§ **PROBLEM DESCRIPTION**
Copy the records that follow exactly as written, but not their pictures.

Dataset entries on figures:
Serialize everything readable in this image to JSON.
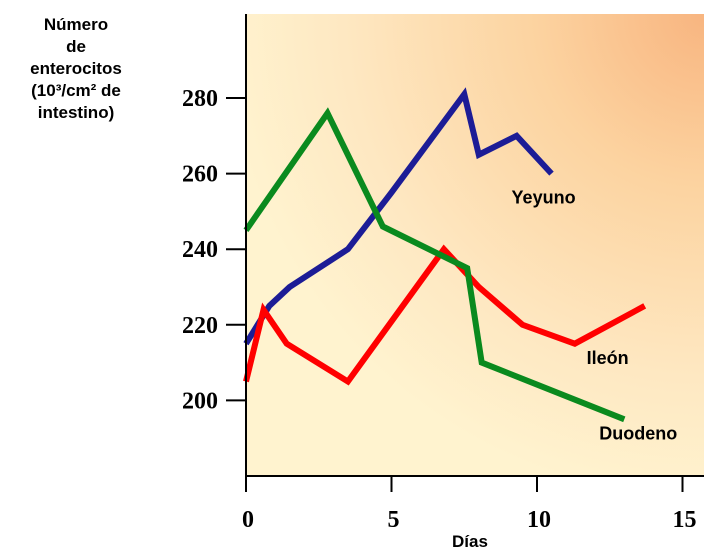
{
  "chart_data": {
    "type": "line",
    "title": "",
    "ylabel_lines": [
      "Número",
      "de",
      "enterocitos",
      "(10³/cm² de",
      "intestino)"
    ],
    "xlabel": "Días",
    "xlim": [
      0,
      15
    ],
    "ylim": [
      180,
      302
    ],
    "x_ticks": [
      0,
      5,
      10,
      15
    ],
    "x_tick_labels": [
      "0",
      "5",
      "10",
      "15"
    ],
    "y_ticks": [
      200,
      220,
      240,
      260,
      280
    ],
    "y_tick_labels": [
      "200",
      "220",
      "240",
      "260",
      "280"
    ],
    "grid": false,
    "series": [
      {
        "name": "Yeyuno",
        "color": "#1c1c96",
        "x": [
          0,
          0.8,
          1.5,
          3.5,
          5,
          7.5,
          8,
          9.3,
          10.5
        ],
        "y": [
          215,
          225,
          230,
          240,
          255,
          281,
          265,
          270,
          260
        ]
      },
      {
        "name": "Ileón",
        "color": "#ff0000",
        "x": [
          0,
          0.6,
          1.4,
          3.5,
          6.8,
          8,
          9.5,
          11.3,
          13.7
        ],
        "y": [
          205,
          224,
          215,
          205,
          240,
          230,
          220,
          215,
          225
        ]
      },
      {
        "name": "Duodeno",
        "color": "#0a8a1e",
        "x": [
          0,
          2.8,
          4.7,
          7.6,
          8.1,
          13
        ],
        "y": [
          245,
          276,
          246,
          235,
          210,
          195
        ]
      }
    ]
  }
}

§ **FINAL ANSWER**
Serialize everything readable in this image to JSON.
{
  "chart_data": {
    "type": "line",
    "title": "",
    "ylabel_lines": [
      "Número",
      "de",
      "enterocitos",
      "(10³/cm² de",
      "intestino)"
    ],
    "xlabel": "Días",
    "xlim": [
      0,
      15
    ],
    "ylim": [
      180,
      302
    ],
    "x_ticks": [
      0,
      5,
      10,
      15
    ],
    "x_tick_labels": [
      "0",
      "5",
      "10",
      "15"
    ],
    "y_ticks": [
      200,
      220,
      240,
      260,
      280
    ],
    "y_tick_labels": [
      "200",
      "220",
      "240",
      "260",
      "280"
    ],
    "grid": false,
    "series": [
      {
        "name": "Yeyuno",
        "color": "#1c1c96",
        "x": [
          0,
          0.8,
          1.5,
          3.5,
          5,
          7.5,
          8,
          9.3,
          10.5
        ],
        "y": [
          215,
          225,
          230,
          240,
          255,
          281,
          265,
          270,
          260
        ]
      },
      {
        "name": "Ileón",
        "color": "#ff0000",
        "x": [
          0,
          0.6,
          1.4,
          3.5,
          6.8,
          8,
          9.5,
          11.3,
          13.7
        ],
        "y": [
          205,
          224,
          215,
          205,
          240,
          230,
          220,
          215,
          225
        ]
      },
      {
        "name": "Duodeno",
        "color": "#0a8a1e",
        "x": [
          0,
          2.8,
          4.7,
          7.6,
          8.1,
          13
        ],
        "y": [
          245,
          276,
          246,
          235,
          210,
          195
        ]
      }
    ]
  }
}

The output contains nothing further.